TASK DETAILS:
Transcribe the material in full, exactly as written.

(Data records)
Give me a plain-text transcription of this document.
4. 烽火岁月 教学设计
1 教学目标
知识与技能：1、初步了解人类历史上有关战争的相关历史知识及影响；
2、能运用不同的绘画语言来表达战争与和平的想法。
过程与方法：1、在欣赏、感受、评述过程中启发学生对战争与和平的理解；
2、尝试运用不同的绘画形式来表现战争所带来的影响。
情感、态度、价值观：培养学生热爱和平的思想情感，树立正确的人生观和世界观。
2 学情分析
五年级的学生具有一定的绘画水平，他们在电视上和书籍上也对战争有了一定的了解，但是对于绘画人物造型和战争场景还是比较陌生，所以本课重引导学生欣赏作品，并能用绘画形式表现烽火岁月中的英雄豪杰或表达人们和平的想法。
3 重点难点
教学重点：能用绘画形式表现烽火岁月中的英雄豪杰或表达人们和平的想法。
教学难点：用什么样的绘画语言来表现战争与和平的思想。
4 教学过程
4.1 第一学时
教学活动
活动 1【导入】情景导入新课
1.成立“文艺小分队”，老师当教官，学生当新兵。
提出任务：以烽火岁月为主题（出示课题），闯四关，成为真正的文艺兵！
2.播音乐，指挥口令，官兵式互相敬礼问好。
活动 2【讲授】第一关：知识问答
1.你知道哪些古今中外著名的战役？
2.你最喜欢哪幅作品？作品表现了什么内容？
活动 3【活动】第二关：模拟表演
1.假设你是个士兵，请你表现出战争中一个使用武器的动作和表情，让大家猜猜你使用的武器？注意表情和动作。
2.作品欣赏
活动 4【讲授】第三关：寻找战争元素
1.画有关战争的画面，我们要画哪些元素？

THE RESPONSE:
Give me a plain-text transcription of this document.
4. 烽火岁月 教学设计
1 教学目标
知识与技能：1、初步了解人类历史上有关战争的相关历史知识及影响；
2、能运用不同的绘画语言来表达战争与和平的想法。
过程与方法：1、在欣赏、感受、评述过程中启发学生对战争与和平的理解；
2、尝试运用不同的绘画形式来表现战争所带来的影响。
情感、态度、价值观：培养学生热爱和平的思想情感，树立正确的人生观和世界观。
2 学情分析
五年级的学生具有一定的绘画水平，他们在电视上和书籍上也对战争有了一定的了解，但是对于绘画人物造型和战争场景还是比较陌生，所以本课重引导学生欣赏作品，并能用绘画形式表现烽火岁月中的英雄豪杰或表达人们和平的想法。
3 重点难点
教学重点：能用绘画形式表现烽火岁月中的英雄豪杰或表达人们和平的想法。
教学难点：用什么样的绘画语言来表现战争与和平的思想。
4 教学过程
4.1 第一学时
教学活动
活动 1【导入】情景导入新课
1.成立“文艺小分队”，老师当教官，学生当新兵。
提出任务：以烽火岁月为主题（出示课题），闯四关，成为真正的文艺兵！
2.播音乐，指挥口令，官兵式互相敬礼问好。
活动 2【讲授】第一关：知识问答
1.你知道哪些古今中外著名的战役？
2.你最喜欢哪幅作品？作品表现了什么内容？
活动 3【活动】第二关：模拟表演
1.假设你是个士兵，请你表现出战争中一个使用武器的动作和表情，让大家猜猜你使用的武器？注意表情和动作。
2.作品欣赏
活动 4【讲授】第三关：寻找战争元素
1.画有关战争的画面，我们要画哪些元素？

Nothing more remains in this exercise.